What you have to do
Search the material below for the word "this". Copy every line that has it.

──────────────────────────────

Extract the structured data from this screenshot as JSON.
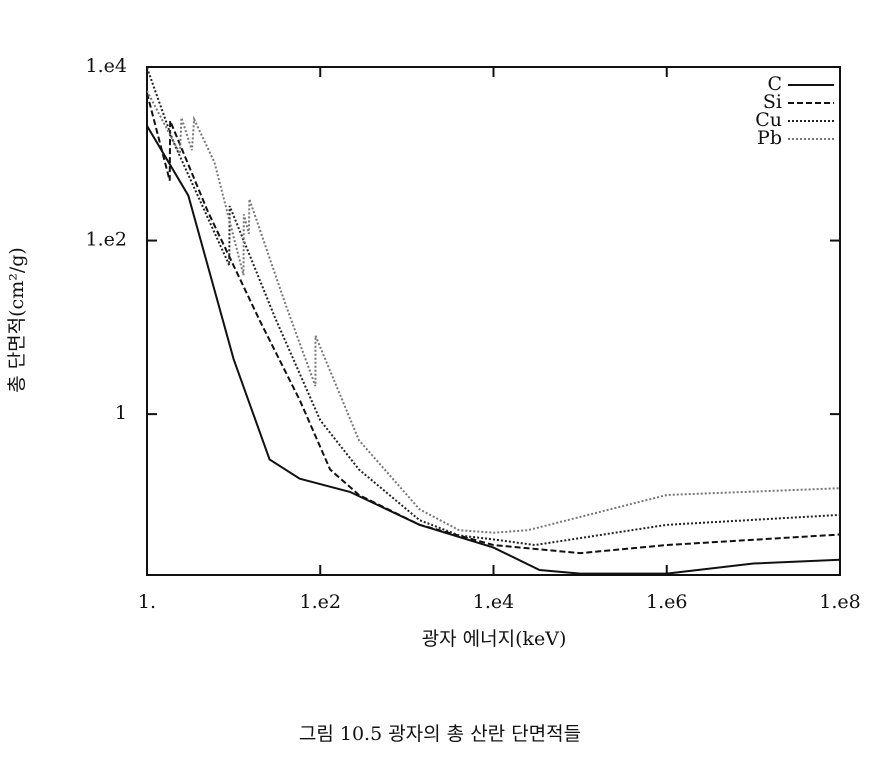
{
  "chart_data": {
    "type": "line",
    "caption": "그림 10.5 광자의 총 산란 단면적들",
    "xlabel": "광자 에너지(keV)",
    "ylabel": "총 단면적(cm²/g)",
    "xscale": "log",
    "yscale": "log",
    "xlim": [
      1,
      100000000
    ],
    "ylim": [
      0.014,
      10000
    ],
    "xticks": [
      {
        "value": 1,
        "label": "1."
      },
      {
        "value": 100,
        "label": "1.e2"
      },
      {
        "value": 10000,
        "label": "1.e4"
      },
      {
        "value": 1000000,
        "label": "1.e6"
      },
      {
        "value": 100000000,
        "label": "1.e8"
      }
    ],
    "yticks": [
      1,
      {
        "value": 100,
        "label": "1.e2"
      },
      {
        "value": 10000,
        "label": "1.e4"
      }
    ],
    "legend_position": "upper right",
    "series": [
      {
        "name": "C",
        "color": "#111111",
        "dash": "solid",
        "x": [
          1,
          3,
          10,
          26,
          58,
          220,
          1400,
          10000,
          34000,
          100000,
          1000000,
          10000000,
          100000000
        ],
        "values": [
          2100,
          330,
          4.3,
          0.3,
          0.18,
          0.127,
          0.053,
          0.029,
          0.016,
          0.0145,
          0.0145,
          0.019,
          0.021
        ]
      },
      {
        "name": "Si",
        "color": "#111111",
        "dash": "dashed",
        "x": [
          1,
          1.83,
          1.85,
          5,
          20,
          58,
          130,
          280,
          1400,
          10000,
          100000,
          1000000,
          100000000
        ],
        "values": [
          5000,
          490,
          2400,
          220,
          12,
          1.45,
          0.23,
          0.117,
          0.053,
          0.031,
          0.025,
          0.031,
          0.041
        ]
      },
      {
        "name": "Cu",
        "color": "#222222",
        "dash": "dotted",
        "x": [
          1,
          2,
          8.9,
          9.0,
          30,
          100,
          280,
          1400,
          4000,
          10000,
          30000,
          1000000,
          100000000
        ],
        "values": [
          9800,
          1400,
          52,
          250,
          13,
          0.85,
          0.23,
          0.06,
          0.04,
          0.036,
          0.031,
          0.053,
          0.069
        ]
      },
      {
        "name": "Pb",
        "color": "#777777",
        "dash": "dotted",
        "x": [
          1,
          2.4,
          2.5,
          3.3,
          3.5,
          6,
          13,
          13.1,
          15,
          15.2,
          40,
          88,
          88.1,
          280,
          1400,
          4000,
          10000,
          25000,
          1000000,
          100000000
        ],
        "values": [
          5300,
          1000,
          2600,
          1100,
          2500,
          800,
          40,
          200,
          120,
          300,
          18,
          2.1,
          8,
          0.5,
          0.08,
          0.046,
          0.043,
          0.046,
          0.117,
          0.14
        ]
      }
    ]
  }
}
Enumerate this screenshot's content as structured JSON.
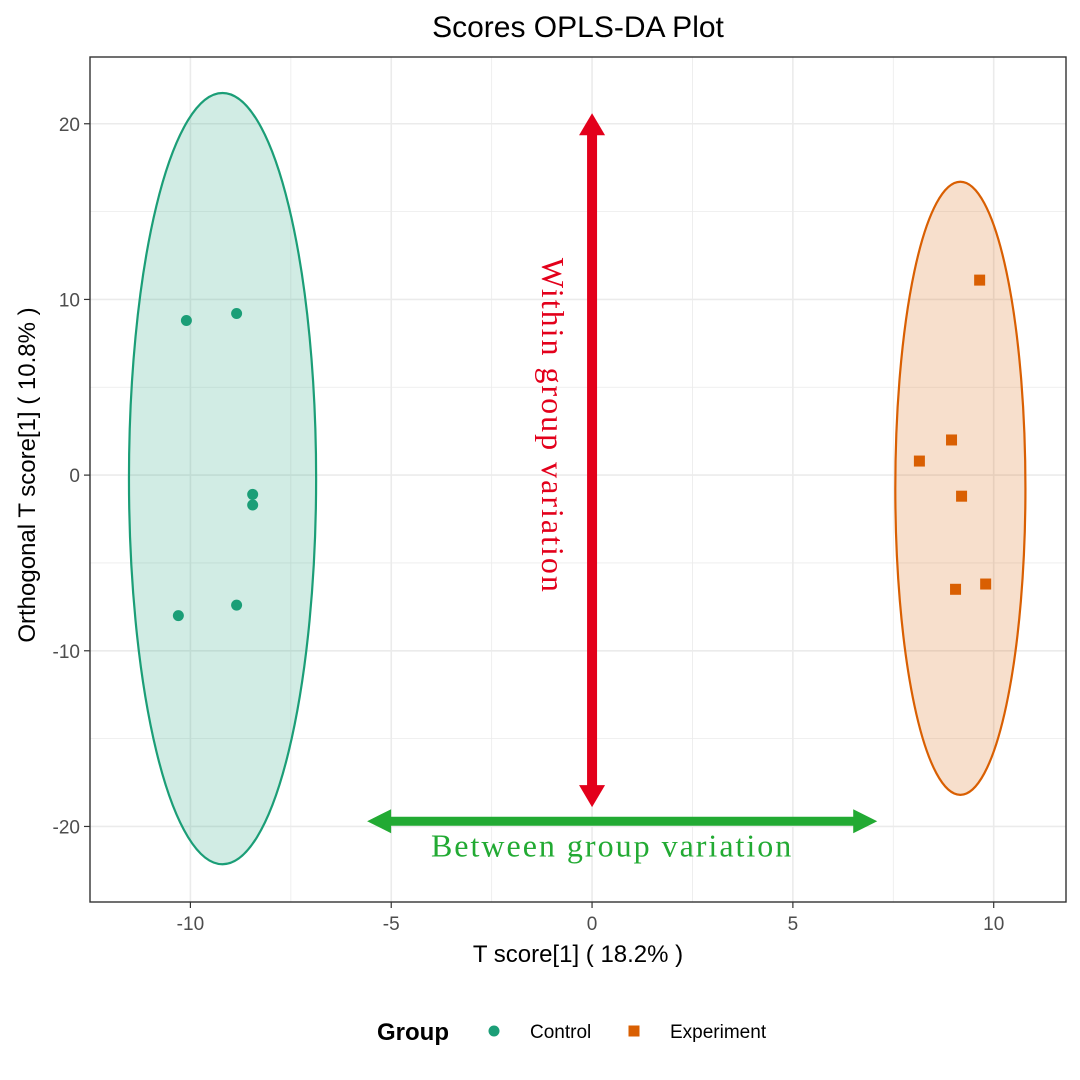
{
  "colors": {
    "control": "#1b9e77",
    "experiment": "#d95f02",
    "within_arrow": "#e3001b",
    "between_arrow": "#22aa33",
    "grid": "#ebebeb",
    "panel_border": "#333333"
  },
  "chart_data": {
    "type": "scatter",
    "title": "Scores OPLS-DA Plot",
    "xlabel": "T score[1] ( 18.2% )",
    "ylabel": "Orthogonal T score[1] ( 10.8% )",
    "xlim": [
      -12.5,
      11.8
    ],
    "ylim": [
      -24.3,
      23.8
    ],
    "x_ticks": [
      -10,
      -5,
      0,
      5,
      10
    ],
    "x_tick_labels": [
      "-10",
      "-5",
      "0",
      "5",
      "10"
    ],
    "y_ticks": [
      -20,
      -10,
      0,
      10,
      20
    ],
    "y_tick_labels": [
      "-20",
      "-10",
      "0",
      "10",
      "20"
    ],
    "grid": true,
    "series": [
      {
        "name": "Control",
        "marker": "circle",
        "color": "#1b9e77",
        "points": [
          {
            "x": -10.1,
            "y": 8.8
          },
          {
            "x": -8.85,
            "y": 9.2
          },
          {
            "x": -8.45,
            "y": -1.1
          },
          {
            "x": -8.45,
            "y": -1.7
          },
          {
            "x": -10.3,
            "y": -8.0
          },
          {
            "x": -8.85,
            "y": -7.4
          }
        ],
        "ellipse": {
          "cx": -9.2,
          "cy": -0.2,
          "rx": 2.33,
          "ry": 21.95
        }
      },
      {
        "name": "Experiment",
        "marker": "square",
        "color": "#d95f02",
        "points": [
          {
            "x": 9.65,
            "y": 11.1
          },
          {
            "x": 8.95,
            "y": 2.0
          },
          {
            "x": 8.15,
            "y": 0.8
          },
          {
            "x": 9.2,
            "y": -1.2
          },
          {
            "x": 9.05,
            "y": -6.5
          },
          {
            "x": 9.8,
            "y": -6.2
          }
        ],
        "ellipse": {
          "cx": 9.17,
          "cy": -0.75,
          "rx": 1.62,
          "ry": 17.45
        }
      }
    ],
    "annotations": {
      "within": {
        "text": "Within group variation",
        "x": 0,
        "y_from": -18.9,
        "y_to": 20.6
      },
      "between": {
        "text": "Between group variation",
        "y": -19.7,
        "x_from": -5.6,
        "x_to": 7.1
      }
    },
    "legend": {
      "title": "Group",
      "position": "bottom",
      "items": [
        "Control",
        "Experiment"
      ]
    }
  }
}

──────────────────────────────

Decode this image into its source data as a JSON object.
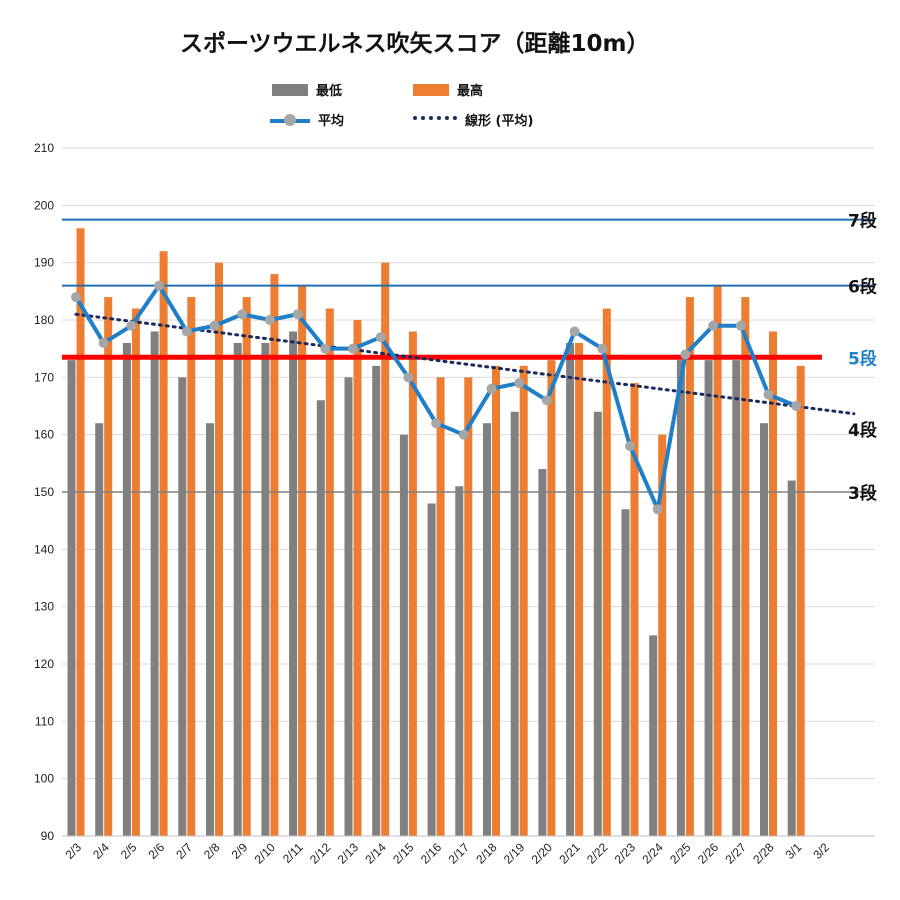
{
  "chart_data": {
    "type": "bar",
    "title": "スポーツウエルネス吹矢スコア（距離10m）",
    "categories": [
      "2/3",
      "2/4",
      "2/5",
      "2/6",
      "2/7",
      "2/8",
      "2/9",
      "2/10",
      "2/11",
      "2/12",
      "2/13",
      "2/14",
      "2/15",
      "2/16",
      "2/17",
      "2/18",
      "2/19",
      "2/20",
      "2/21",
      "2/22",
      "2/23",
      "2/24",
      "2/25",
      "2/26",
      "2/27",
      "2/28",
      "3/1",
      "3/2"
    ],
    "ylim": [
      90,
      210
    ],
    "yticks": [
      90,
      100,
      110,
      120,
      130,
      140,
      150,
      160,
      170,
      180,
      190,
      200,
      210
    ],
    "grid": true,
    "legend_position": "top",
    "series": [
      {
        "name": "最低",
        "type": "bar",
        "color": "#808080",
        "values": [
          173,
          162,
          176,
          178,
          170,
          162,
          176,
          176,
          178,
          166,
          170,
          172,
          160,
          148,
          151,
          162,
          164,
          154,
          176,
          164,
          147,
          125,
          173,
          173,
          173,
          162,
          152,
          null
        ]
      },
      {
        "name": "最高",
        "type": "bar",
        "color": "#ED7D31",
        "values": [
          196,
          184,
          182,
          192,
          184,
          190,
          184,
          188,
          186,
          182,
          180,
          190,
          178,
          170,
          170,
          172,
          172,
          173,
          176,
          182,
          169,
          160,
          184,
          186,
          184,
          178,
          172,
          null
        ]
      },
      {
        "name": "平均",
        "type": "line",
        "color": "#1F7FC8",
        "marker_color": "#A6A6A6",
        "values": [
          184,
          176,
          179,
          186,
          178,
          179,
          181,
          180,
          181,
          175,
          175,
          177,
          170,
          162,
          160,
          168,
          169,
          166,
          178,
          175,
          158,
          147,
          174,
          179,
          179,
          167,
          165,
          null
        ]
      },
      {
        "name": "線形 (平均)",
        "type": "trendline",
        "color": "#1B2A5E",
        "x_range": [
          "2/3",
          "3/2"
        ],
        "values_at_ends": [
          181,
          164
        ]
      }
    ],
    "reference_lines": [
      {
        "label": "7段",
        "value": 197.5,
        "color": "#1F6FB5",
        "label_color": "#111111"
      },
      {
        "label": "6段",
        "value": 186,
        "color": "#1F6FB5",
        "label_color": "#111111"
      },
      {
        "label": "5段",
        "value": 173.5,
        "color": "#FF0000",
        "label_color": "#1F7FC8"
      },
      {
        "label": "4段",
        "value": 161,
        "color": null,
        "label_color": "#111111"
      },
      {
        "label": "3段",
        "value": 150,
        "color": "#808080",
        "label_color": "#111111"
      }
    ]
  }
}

──────────────────────────────

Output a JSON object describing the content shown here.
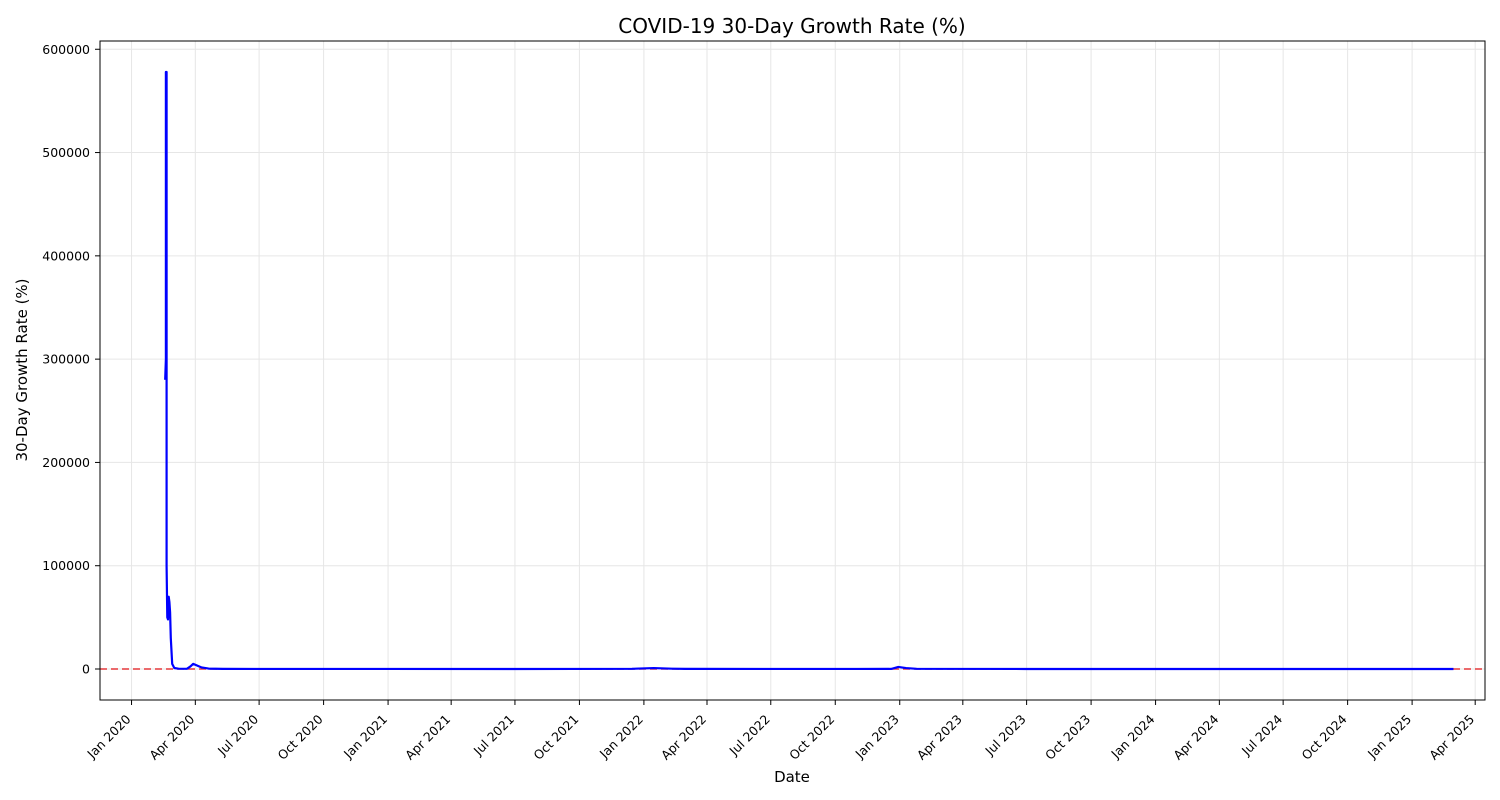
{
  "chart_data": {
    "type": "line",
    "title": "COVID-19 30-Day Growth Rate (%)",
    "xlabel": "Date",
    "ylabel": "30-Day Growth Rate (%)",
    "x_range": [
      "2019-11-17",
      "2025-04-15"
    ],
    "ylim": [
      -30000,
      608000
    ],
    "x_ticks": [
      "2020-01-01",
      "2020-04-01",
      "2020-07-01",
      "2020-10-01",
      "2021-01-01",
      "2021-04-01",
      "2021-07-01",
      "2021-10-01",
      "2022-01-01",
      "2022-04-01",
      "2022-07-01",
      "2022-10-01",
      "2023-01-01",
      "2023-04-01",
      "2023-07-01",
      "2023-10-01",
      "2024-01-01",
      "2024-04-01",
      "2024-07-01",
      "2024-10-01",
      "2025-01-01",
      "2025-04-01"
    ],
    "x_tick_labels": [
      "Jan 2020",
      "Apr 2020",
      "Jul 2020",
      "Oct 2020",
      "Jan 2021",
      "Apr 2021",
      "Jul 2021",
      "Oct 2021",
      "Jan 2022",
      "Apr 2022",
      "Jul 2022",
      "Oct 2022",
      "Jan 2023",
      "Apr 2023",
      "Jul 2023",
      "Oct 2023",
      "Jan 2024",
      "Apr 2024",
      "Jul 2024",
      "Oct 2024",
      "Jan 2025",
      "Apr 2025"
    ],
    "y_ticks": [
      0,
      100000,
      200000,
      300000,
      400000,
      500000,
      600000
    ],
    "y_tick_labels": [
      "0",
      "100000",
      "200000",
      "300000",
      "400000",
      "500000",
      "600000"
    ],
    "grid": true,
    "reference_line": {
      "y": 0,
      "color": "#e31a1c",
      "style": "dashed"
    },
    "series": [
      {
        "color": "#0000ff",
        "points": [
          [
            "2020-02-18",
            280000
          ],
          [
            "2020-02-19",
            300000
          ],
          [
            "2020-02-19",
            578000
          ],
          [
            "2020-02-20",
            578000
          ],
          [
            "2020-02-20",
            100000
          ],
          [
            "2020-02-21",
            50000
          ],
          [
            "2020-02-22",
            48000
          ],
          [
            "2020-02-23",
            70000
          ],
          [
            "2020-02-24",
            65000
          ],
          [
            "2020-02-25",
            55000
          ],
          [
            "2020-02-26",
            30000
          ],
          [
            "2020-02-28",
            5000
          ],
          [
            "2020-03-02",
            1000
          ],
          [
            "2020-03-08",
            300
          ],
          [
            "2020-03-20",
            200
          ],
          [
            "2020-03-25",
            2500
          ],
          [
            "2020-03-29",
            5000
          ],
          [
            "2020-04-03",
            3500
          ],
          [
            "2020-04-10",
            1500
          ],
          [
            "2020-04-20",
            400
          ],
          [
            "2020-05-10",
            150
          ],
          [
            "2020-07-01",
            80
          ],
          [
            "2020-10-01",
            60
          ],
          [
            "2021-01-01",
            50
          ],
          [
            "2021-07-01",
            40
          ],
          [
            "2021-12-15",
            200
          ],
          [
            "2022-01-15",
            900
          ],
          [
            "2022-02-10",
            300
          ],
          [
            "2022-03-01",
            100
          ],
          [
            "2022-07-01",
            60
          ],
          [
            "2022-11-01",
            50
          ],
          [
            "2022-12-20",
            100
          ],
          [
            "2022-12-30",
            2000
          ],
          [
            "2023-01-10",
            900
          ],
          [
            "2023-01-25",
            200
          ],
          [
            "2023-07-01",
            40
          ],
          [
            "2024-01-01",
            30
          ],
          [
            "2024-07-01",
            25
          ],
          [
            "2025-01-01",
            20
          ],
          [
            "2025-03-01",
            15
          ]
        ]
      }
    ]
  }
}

──────────────────────────────

Expected answer
Extract the structured data from this screenshot as JSON.
Enumerate this screenshot's content as structured JSON.
Decode this image into its source data as a JSON object.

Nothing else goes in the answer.